Find the string "TTFB" in the data, then copy every line where it is found.

--- Begin Dataset content ---

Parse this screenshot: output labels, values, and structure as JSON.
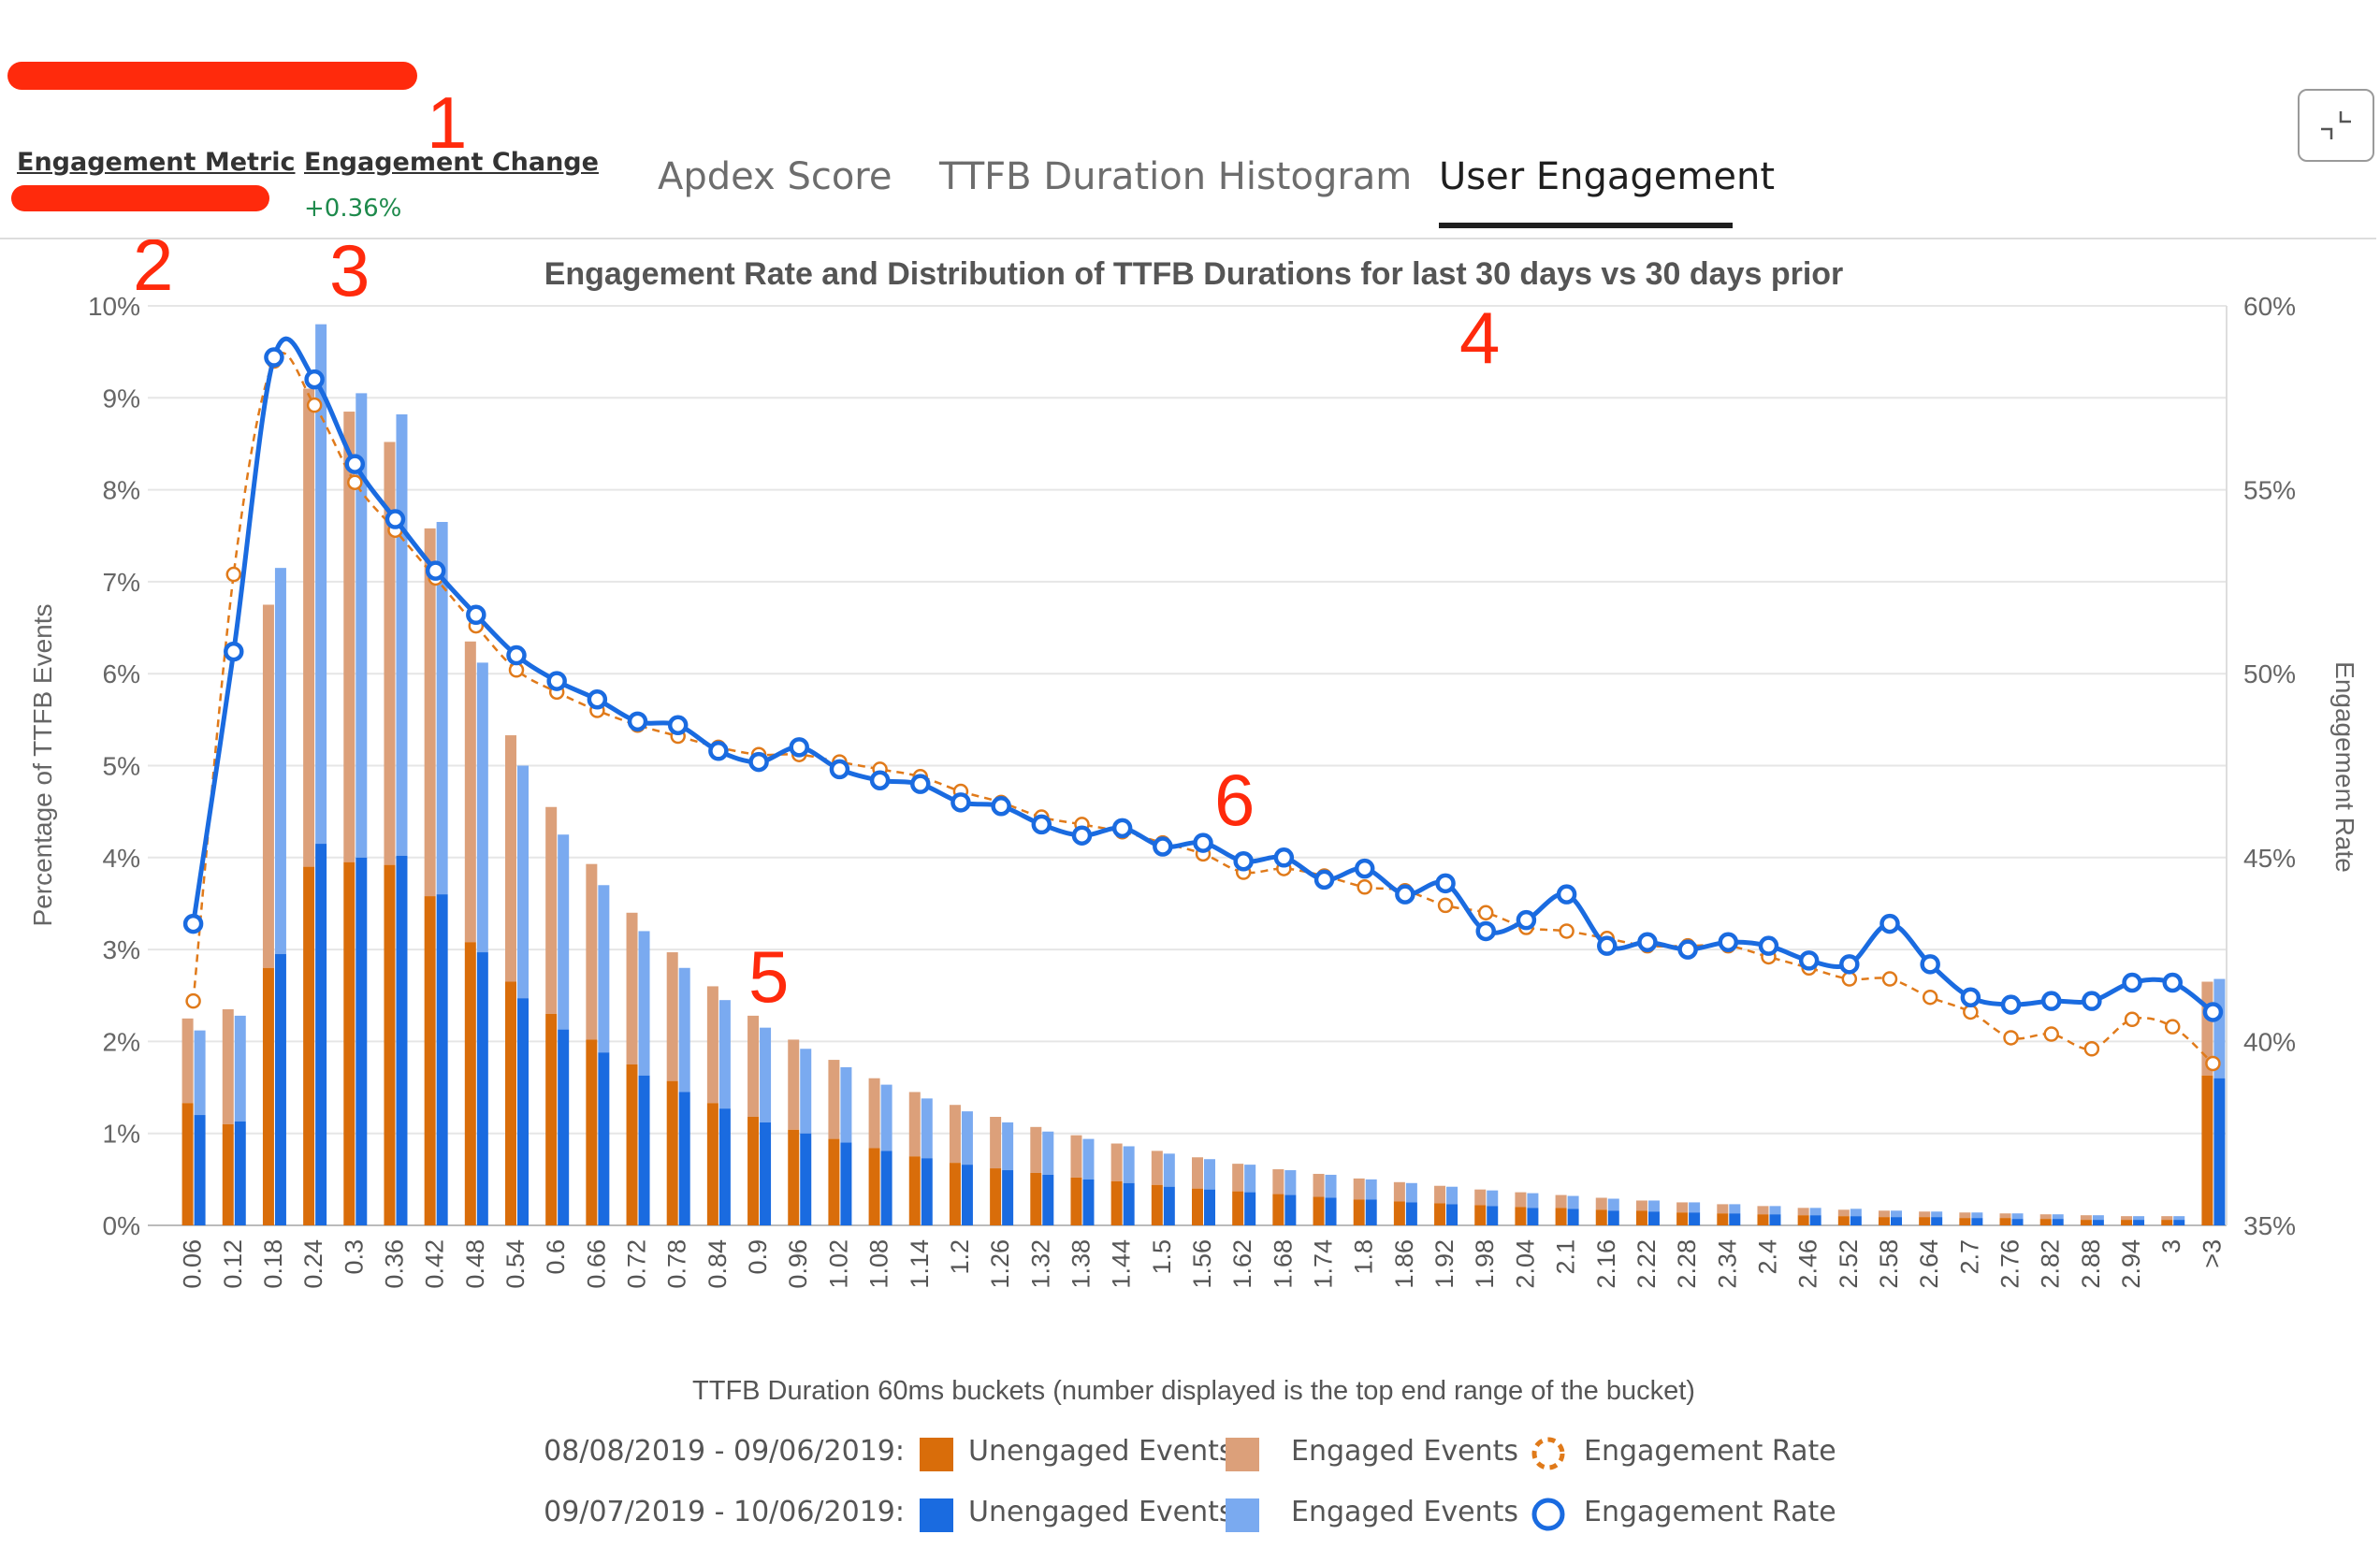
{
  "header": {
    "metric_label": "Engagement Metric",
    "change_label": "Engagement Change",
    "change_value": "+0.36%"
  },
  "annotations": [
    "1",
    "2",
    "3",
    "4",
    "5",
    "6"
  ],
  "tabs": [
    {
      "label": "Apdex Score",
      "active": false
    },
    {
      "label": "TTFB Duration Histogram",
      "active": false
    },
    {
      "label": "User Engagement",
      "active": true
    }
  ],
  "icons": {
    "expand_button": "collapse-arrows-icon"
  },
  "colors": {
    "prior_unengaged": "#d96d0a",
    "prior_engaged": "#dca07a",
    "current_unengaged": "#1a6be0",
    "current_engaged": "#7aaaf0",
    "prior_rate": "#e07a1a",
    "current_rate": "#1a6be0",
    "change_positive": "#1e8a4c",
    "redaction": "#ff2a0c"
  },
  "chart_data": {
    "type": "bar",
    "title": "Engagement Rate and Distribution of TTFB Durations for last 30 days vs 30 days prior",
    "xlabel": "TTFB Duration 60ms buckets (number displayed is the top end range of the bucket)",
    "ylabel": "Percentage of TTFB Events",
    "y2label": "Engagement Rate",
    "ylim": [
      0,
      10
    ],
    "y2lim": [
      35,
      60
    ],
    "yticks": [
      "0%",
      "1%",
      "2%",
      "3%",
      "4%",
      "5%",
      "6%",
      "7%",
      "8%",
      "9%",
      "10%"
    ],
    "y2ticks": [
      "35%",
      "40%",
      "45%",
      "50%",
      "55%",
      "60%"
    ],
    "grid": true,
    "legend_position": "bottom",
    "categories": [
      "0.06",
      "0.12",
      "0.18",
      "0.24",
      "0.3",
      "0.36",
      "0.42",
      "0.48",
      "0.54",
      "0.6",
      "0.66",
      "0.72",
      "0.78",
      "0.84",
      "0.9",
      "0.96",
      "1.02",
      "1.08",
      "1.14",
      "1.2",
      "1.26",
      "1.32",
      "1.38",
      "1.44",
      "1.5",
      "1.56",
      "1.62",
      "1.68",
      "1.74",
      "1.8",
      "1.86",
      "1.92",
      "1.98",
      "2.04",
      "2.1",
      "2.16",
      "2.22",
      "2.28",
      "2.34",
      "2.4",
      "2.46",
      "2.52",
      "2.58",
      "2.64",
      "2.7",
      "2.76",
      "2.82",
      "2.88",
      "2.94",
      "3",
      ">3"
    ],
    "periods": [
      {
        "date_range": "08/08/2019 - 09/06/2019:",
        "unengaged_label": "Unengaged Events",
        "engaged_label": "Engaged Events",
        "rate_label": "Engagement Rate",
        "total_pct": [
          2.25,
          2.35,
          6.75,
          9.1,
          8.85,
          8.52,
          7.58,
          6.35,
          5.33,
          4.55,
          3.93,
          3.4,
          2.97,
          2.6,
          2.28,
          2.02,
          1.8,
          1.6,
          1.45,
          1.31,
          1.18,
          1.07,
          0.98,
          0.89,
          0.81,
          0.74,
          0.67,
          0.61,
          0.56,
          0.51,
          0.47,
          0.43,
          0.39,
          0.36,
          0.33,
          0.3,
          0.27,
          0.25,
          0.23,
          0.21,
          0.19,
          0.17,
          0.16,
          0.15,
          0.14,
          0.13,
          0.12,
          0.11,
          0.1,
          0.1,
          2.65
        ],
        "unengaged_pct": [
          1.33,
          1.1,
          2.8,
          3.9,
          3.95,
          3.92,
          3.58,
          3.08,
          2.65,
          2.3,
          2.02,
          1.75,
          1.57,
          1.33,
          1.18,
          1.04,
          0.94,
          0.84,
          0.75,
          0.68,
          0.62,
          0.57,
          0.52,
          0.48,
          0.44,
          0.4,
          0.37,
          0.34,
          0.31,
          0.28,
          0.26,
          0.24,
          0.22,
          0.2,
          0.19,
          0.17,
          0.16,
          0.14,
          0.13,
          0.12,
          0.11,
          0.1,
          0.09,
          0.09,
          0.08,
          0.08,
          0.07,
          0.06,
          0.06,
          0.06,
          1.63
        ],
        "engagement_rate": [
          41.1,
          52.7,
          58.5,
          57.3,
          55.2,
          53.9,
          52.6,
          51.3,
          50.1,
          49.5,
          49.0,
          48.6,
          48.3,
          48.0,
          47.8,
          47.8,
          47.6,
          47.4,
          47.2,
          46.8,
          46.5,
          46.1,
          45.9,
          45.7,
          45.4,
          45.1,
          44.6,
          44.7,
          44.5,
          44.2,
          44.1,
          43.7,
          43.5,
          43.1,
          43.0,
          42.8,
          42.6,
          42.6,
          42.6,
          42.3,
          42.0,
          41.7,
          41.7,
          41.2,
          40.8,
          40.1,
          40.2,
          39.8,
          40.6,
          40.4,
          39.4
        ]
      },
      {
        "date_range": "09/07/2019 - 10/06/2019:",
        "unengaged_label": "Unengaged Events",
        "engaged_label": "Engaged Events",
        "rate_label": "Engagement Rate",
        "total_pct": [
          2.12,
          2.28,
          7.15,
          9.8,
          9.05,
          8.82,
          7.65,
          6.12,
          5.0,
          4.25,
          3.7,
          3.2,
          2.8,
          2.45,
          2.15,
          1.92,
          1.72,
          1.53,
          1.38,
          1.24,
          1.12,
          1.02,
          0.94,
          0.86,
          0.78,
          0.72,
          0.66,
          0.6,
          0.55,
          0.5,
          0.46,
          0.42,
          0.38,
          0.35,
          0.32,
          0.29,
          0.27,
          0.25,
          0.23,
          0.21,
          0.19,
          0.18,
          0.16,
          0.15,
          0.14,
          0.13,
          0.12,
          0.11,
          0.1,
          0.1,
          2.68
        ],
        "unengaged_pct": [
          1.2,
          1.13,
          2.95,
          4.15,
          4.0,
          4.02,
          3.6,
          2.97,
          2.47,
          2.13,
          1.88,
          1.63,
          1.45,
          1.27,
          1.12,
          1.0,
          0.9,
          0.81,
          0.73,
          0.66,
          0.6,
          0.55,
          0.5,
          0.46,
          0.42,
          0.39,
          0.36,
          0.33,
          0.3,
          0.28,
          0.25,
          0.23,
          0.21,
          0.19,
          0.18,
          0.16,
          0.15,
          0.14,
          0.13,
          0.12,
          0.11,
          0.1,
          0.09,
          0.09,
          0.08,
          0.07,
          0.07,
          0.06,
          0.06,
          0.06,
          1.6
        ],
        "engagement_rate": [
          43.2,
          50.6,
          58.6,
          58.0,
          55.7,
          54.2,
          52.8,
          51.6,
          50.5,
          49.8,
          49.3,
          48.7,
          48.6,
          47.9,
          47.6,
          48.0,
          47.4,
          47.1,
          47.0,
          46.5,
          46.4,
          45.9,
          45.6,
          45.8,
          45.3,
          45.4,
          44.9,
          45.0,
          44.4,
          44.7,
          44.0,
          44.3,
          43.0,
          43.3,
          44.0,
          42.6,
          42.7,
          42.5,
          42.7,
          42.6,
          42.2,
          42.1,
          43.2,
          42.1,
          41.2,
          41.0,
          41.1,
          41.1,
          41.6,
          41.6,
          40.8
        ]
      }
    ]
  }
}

--- End Dataset content ---

> Result
      "label": "TTFB Duration Histogram",
    "title": "Engagement Rate and Distribution of TTFB Durations for last 30 days vs 30 days prior",
    "xlabel": "TTFB Duration 60ms buckets (number displayed is the top end range of the bucket)",
    "ylabel": "Percentage of TTFB Events",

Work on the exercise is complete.